Task goal -
For each line that holds "period", copy the line out.

******************************

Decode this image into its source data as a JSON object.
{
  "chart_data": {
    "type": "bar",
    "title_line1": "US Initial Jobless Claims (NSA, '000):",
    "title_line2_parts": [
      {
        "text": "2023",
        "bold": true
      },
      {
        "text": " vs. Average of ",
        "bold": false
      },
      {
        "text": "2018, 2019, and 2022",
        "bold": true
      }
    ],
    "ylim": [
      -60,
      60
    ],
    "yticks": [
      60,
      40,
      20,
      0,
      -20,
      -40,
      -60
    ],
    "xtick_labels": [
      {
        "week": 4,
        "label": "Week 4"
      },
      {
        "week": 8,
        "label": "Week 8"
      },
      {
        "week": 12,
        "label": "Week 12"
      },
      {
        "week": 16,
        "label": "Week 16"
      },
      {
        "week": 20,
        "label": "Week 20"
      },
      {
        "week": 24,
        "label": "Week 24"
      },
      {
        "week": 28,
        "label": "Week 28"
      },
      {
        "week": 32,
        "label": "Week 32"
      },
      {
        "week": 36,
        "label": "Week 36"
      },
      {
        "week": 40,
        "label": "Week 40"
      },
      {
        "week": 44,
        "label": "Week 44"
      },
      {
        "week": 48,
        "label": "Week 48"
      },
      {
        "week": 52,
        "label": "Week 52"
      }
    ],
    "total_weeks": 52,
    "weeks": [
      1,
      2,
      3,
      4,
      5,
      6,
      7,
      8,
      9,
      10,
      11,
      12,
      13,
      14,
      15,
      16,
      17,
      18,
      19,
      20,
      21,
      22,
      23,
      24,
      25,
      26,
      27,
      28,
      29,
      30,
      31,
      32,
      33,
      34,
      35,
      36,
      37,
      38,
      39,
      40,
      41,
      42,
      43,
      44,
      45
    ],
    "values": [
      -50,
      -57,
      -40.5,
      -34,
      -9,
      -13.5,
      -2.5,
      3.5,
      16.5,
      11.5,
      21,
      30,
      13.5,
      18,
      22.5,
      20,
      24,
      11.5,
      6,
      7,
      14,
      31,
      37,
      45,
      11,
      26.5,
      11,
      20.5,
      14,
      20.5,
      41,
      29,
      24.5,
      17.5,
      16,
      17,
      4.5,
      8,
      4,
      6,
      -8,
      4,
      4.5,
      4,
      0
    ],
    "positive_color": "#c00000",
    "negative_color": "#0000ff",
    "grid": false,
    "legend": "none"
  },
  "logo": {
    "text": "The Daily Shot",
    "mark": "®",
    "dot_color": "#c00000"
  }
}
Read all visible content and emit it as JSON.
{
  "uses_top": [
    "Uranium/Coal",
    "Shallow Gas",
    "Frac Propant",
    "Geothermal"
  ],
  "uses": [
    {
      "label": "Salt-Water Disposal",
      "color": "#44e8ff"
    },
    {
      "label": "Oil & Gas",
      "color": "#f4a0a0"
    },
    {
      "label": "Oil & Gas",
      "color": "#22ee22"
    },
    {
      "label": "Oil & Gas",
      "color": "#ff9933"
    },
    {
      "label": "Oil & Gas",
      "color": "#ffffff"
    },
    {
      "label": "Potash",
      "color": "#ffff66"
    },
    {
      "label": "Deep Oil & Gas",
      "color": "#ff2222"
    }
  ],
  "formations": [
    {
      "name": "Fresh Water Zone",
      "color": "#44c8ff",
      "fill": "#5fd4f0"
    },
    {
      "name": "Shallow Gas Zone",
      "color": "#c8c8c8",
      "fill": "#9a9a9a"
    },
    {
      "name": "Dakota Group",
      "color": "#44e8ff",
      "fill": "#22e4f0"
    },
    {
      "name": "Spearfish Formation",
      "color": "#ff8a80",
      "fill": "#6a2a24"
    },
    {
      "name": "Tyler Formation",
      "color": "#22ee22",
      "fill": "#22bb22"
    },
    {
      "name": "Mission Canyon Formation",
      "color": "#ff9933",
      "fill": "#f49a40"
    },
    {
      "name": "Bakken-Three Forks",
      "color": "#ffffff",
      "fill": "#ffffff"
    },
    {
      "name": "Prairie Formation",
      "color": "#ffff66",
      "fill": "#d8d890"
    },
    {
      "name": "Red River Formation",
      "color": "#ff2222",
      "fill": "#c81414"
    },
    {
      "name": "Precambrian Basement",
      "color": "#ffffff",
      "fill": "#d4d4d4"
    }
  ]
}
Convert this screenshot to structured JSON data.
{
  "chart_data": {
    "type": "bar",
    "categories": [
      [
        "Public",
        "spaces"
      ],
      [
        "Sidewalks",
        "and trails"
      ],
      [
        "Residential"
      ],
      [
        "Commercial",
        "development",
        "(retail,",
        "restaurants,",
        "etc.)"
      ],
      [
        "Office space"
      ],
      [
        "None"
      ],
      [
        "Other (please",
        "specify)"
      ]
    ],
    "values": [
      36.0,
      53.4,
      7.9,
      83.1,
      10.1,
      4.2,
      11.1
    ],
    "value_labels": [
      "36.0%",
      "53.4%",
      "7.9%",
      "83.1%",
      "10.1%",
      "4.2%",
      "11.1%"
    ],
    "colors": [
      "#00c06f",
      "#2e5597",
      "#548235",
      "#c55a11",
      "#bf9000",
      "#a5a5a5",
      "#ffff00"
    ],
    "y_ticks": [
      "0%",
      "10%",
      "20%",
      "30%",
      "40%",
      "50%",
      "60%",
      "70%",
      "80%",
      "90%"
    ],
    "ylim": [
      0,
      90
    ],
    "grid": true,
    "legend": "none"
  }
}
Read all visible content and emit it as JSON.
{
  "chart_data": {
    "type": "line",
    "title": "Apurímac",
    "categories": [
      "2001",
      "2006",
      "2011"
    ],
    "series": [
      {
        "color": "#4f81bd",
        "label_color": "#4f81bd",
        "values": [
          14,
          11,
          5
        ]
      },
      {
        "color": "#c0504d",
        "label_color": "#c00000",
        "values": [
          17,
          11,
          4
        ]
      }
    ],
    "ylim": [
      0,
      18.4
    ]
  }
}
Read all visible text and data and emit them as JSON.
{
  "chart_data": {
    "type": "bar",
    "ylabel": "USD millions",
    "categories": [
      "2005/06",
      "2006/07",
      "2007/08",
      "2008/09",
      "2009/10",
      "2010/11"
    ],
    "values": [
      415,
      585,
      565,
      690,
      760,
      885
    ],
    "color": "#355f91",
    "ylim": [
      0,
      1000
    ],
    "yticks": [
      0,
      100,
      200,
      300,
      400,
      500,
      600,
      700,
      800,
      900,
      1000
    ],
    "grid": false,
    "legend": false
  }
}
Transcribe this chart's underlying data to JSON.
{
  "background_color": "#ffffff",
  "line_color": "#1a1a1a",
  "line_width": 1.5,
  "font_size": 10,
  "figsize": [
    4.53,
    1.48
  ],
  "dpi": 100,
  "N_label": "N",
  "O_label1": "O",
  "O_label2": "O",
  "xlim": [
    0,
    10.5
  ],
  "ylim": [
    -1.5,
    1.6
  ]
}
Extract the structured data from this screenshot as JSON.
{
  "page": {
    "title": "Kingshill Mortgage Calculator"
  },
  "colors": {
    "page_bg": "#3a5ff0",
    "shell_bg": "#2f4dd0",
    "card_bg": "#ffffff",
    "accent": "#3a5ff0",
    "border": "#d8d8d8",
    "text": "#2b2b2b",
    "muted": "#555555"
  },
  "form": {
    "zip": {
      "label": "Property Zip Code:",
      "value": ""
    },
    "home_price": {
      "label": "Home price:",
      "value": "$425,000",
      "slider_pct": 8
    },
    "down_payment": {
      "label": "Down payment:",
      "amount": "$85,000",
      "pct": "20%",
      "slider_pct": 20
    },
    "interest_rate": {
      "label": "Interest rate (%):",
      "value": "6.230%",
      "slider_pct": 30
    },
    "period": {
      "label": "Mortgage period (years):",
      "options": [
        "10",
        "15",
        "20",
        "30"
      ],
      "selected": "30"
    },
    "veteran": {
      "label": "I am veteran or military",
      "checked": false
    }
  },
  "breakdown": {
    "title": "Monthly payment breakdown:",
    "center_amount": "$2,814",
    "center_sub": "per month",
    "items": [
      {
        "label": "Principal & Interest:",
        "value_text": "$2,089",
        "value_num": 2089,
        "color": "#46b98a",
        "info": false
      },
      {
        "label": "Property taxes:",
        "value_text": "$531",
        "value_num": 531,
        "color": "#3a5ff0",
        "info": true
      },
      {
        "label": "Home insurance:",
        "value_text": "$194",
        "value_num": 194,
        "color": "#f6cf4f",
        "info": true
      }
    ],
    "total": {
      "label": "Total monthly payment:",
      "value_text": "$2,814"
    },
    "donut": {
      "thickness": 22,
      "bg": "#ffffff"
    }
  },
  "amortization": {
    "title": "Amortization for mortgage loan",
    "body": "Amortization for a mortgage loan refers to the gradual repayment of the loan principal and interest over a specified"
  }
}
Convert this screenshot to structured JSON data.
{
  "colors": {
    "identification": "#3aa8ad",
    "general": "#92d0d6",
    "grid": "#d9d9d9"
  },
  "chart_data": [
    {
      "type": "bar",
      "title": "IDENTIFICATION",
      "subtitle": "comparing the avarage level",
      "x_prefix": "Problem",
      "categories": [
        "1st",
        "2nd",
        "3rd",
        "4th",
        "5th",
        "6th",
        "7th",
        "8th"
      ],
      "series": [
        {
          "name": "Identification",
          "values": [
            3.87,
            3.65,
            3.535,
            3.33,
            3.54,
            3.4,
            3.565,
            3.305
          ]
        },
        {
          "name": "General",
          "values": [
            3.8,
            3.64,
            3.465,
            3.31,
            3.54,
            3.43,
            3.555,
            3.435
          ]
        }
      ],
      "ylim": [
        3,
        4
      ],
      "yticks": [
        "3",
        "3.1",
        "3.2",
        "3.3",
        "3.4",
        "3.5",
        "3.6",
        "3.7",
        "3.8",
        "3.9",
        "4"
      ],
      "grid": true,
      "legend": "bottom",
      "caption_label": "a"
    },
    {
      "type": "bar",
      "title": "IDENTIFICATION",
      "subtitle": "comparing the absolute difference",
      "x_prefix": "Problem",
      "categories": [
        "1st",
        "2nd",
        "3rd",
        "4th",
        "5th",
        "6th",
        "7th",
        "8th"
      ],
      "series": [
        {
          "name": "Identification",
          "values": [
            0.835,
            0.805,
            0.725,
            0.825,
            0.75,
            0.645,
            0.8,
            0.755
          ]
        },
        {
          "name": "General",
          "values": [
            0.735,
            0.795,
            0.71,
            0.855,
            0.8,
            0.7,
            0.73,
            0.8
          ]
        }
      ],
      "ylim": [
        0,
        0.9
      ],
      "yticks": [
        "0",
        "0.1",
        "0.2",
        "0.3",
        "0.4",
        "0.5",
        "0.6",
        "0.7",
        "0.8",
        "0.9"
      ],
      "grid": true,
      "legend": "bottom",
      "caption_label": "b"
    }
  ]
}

******************************

In response -
    "period": {
      "label": "Mortgage period (years):",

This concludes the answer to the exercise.